> Short problem
Please pull out every line that includes the string "screenshot".

★ ★ ★ ★

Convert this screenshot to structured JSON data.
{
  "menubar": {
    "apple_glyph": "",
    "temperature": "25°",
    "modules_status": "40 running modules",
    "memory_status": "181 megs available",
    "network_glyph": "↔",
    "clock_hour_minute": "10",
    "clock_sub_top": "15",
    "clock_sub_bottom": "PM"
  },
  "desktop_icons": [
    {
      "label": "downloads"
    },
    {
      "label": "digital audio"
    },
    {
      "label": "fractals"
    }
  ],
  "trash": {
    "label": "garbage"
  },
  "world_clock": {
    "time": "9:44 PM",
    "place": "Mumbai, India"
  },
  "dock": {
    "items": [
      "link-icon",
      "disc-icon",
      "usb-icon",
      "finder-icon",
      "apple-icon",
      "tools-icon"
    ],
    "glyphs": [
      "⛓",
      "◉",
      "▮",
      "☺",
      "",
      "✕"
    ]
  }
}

★ ★ ★ ★

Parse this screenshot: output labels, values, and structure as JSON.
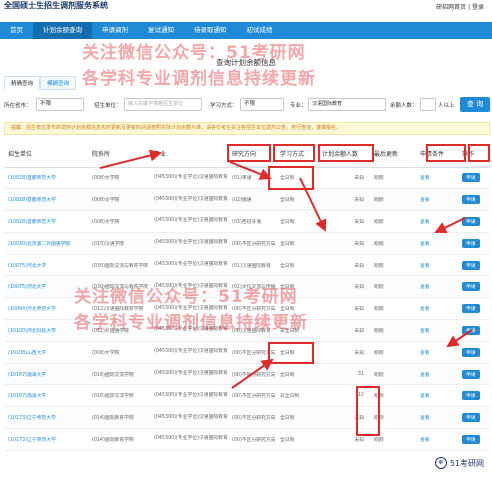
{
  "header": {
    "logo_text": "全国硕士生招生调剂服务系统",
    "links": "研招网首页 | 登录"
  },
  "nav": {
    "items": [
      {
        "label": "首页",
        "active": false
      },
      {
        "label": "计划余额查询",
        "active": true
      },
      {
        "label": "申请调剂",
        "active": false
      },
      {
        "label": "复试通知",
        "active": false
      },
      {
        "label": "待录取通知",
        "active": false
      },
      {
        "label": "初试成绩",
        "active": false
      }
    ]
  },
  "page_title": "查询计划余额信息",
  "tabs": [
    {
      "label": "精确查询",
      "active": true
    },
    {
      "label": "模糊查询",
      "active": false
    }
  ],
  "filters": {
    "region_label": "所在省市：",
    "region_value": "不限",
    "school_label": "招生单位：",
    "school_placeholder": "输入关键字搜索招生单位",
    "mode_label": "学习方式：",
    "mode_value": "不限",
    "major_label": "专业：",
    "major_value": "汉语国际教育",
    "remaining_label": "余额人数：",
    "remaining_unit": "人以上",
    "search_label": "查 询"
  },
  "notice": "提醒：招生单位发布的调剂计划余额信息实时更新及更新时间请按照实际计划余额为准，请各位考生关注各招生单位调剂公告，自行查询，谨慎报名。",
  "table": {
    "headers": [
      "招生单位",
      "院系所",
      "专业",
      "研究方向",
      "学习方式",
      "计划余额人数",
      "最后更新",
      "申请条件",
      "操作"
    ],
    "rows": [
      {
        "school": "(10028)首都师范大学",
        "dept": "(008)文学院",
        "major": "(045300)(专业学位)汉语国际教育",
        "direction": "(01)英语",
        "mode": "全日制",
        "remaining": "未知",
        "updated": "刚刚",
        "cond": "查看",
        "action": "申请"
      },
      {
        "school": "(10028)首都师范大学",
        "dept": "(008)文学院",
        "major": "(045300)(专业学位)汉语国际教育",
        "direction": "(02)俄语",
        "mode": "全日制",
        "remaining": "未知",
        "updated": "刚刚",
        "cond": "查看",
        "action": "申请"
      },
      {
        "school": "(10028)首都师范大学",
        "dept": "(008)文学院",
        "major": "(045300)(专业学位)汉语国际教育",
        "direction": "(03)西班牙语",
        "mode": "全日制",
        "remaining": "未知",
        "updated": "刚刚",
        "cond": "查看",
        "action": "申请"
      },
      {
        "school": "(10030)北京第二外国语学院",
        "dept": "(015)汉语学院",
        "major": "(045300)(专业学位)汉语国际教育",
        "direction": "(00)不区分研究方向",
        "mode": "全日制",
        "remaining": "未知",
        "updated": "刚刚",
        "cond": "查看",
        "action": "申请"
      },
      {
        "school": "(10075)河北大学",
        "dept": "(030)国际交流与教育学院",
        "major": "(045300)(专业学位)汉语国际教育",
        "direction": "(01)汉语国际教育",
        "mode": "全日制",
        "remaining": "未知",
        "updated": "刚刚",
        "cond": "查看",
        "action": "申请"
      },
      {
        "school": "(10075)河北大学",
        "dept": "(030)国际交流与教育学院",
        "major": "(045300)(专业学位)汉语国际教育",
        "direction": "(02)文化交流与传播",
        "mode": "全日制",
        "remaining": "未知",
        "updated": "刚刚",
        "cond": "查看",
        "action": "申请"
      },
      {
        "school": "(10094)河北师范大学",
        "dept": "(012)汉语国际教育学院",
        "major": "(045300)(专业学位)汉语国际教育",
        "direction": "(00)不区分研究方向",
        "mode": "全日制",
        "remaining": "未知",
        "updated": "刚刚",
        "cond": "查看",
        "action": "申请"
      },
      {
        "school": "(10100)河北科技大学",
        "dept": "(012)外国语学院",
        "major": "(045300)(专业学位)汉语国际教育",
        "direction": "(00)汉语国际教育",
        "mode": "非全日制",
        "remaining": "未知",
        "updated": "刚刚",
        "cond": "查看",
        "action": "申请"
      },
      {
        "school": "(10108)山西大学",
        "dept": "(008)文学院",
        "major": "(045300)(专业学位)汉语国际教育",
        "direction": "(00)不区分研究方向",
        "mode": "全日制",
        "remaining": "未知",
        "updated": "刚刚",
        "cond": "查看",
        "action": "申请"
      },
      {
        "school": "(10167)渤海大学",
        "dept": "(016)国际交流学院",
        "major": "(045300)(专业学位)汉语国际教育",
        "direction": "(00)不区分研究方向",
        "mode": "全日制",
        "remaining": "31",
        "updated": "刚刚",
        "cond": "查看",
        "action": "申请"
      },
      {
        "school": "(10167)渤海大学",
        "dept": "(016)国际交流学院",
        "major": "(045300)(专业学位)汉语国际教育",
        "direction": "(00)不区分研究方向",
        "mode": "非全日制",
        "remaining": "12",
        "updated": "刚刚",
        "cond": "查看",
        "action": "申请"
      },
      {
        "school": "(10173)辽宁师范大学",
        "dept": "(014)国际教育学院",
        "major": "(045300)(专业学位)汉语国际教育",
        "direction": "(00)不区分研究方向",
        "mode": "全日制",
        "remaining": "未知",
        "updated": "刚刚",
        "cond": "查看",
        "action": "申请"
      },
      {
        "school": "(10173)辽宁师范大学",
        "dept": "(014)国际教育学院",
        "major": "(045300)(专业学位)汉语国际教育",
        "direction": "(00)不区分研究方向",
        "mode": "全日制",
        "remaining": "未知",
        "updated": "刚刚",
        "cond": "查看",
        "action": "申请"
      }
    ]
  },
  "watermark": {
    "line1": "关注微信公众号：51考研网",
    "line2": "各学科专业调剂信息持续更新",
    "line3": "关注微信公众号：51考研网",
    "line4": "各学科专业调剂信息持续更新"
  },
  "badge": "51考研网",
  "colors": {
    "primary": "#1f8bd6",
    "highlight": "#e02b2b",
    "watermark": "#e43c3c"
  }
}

★ ★ ★ ★

> Solution
Convert this screenshot to structured JSON data.
Parse this screenshot: output labels, values, and structure as JSON.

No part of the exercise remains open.